== Task brief ==
Go over the entries below line by line, copying each one that contains the word "CONSTRAINT".

== Input rows ==

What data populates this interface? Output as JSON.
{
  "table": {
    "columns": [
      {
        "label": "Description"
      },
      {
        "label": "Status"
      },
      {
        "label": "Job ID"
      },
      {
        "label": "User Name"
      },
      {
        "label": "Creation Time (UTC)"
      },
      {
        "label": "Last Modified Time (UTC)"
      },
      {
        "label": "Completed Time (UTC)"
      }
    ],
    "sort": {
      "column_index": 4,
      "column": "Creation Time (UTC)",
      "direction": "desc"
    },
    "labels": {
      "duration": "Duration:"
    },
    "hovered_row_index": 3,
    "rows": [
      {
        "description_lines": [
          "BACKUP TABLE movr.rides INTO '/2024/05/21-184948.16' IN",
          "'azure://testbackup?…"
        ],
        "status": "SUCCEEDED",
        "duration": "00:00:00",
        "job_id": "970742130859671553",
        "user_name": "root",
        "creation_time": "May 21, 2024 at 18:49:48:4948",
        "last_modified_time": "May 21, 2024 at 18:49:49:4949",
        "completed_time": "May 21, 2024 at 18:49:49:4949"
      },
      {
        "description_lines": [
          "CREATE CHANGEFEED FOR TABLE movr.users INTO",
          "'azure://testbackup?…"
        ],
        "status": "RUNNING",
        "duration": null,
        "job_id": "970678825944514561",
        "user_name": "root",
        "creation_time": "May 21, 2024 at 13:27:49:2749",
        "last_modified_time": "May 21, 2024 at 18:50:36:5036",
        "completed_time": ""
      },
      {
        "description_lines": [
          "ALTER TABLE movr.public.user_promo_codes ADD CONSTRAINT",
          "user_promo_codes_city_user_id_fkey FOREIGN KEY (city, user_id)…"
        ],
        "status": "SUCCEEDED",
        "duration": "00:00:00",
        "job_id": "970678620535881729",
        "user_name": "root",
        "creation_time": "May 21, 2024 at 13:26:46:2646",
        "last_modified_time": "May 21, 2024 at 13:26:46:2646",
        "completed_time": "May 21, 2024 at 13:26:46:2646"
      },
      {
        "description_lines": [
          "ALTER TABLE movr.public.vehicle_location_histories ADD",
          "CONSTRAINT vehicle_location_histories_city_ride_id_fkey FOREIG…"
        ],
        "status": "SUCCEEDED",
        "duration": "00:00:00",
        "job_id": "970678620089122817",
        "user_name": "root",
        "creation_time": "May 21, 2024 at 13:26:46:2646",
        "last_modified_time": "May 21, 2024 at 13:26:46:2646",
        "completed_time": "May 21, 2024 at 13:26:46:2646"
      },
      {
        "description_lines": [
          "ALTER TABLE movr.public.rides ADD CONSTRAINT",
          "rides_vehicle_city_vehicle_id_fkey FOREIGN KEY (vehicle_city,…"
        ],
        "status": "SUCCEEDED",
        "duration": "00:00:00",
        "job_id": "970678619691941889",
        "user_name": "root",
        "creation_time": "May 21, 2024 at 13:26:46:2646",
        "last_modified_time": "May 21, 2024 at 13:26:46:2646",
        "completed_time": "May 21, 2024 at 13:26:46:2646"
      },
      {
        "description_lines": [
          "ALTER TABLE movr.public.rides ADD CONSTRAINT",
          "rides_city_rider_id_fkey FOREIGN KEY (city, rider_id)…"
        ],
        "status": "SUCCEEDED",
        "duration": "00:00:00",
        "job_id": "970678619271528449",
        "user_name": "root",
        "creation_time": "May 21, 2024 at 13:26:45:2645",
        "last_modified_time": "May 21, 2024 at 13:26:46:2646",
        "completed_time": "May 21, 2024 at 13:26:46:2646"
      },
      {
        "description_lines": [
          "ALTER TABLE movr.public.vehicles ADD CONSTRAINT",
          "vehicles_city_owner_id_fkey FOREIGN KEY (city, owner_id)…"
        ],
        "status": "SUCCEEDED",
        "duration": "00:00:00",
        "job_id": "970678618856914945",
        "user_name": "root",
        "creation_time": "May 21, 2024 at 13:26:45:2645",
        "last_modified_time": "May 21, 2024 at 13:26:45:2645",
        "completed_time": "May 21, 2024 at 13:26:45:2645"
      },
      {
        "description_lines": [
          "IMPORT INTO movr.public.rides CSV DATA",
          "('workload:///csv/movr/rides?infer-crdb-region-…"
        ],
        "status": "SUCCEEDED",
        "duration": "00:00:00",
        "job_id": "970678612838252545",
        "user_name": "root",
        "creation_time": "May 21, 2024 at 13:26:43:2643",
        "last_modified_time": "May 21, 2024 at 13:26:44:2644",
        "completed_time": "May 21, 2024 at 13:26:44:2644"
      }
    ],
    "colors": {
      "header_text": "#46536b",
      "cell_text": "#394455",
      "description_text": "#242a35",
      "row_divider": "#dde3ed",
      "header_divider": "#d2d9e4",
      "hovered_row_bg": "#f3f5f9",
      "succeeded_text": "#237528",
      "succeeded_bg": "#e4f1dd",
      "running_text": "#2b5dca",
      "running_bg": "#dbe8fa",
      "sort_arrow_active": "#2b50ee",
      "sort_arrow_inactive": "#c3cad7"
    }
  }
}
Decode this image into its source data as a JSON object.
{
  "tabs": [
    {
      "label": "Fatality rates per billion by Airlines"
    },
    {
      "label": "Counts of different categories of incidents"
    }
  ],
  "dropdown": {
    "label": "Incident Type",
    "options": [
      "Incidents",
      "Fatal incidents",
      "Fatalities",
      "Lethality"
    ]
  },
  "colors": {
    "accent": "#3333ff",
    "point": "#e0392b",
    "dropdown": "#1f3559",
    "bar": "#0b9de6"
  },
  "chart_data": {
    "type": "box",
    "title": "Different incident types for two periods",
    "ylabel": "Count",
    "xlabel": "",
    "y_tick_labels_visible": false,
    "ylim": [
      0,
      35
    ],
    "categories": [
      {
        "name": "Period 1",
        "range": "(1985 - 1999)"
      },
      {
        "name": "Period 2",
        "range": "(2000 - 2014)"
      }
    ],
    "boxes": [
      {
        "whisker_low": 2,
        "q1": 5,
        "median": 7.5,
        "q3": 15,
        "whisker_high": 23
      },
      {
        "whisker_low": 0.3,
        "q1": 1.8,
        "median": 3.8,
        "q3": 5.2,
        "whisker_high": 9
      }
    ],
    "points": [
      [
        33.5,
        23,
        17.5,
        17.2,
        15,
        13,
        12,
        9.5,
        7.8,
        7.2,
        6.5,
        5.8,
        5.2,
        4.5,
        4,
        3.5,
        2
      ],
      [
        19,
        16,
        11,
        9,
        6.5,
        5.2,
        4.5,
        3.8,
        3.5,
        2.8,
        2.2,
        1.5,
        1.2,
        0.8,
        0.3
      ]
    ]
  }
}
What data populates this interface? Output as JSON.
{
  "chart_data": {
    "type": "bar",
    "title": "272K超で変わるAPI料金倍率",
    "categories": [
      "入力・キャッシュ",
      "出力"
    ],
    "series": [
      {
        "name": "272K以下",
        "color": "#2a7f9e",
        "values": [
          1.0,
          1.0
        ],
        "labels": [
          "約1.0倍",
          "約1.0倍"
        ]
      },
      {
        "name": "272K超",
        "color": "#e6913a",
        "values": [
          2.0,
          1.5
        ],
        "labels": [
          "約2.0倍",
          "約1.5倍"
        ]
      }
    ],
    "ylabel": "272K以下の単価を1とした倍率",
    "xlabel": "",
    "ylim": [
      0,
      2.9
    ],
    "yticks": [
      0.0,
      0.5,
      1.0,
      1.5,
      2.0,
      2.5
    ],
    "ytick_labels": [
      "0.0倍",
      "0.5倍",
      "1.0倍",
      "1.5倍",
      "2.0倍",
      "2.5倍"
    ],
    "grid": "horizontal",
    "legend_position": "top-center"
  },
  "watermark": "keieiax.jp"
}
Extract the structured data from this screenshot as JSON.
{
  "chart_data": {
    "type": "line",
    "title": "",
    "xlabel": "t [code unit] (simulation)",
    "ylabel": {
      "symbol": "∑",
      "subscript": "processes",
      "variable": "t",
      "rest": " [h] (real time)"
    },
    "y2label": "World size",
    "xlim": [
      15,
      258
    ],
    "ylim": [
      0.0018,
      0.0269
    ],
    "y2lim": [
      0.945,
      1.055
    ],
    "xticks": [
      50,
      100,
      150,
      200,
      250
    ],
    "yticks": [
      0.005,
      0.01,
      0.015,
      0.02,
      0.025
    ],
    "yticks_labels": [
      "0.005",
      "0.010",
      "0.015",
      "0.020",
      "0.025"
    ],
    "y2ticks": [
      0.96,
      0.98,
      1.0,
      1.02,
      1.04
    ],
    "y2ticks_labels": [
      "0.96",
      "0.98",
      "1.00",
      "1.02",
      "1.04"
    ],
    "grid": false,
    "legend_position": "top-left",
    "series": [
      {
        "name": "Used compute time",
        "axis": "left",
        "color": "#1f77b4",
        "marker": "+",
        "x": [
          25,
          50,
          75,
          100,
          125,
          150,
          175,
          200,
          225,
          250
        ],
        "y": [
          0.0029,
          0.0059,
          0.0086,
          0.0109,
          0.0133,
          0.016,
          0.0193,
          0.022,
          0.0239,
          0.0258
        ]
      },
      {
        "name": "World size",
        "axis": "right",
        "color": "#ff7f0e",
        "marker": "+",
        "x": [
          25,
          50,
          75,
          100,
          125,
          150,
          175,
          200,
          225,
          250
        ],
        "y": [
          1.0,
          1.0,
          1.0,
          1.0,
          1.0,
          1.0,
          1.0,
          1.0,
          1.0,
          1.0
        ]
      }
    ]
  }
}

== Result of the exercise ==
          "ALTER TABLE movr.public.user_promo_codes ADD CONSTRAINT",
          "CONSTRAINT vehicle_location_histories_city_ride_id_fkey FOREIG…"
          "ALTER TABLE movr.public.rides ADD CONSTRAINT",
          "ALTER TABLE movr.public.rides ADD CONSTRAINT",
          "ALTER TABLE movr.public.vehicles ADD CONSTRAINT",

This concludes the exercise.